* WHAT IS ASKED
Below are some entries. Work out how many of their lines hold the word "text", and write that number alone.

* DATASET ENTRIES
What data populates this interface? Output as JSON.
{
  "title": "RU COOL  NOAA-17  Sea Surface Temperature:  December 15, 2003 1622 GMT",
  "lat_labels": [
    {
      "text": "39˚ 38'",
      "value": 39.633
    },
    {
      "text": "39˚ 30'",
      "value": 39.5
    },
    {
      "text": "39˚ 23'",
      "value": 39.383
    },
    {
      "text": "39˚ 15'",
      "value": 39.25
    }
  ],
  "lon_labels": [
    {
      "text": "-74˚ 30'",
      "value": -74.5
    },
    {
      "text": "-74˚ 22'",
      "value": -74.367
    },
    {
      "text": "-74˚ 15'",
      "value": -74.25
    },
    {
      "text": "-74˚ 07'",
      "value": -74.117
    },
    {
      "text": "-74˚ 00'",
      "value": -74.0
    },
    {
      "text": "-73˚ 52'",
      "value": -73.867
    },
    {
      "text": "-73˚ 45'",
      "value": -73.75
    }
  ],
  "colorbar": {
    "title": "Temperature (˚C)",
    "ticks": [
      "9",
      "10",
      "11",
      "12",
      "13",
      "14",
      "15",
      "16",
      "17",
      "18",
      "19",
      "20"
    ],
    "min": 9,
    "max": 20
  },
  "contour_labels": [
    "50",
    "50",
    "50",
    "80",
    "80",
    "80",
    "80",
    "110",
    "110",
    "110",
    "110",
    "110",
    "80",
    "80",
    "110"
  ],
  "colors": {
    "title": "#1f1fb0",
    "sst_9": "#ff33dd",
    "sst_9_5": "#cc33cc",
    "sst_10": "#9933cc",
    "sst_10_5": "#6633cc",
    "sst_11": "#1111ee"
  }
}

* CORRECT RESULT
11